● PAGE EXTRACT

Since I know nothing about the A-471 my comments below are speculation but not out of the ordinary for audio equipment that may have some sort of microprocessor for control.

I assume that the A-471 was brought onto the market around 2000 and that it has a remote control. If it has then I would assume that this places a requirement to have some computer control over its functions which includes on and off and front panel display. During my years of repairing all sorts of audio equipment I have run into a number of circumstances when power was not being applied to the microprocessor or that the microprocessor was held in a continuous reset state.

The microprocessor, if present is typically built into front panel circuit board. The microprocessor has to have power and must be executing its internal firmware code to allow local or remote control. If there is a display then the display will typically show nothing if the microprocessor is not executing its internal software code. Power to the microprocessor would typically be provided by a very small 5 volt power supply which is always on when the power plug is plugged into a hot AC outlet. The microprocessor can be held in a reset condition due to a parts failure.

There have also been a number of occasions where I have seen microprocessors locking up and thus no longer being able to execute its code. Since it is not uncommon practice to have some kind of backup battery system built in to save the state of last use it will maintain the invalid condition until the microprocessor memory is cleared. Once this is done it can reboot from the start of its internal software code and may be able to function properly again. To clear this type of condition requires that the power to the chips memory be removed or a manual memory reset forced by whatever means are available. If there is a microprocessor failure then this wont help.

As I said I don’t know anything about the A-471 but perhaps the things I mentioned may be helpful in isolating your problem. Perhaps other persons can give additional hints.

Are you able to verify that there are at least some DC voltages present or not in the A-471?

● INFORMATION SHOWN
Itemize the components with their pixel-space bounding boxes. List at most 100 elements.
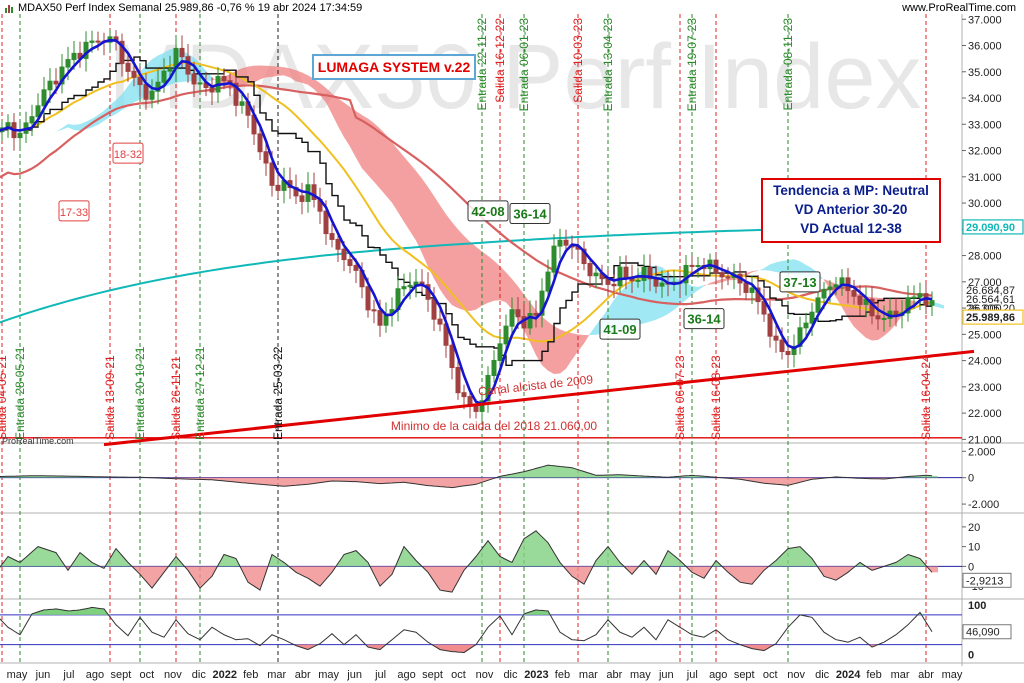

● PROBLEMS AND TASKS
1. In the A-471 post, what typically supplies power to the microprocessor?
2. Please reproduce the A-471 post word for word, between "Since I know" and "microprocessor for control.", inclusive.

● COMPLETED EXERCISE
1. A very small 5 volt power supply that is always on when the power plug is in a hot AC outlet.

2.
Since I know nothing about the A-471 my comments below are speculation but not out of the ordinary for audio equipment that may have some sort of microprocessor for control.